Records =
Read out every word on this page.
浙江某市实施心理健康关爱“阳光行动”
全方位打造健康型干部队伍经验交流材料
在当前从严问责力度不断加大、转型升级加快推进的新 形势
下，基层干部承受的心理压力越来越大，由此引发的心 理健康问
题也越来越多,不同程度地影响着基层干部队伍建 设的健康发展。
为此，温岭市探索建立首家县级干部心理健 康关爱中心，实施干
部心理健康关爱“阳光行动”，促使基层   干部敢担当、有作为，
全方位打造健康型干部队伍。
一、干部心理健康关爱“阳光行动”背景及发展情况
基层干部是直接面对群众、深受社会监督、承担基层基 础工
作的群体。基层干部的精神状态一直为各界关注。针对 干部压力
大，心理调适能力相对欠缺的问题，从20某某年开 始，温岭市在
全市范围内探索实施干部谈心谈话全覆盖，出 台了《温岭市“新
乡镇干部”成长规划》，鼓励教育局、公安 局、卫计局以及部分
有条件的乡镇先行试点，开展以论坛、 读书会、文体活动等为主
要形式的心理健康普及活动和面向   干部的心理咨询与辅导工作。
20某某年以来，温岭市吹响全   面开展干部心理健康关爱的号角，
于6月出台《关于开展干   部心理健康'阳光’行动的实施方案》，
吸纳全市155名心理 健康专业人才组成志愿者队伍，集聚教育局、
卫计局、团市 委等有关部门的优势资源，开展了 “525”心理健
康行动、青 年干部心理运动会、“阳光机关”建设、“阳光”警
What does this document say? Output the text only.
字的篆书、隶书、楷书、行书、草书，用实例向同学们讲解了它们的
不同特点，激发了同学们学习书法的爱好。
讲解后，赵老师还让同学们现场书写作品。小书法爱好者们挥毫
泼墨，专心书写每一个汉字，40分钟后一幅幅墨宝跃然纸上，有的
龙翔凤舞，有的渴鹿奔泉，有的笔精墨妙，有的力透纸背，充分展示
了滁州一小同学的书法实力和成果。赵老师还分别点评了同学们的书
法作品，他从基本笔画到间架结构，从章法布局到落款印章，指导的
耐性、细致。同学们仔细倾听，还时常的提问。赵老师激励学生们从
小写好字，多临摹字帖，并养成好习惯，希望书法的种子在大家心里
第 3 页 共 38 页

Exercise task = Find every line containing the word "阳光行动", then give the total and nothing more.

The reply = 3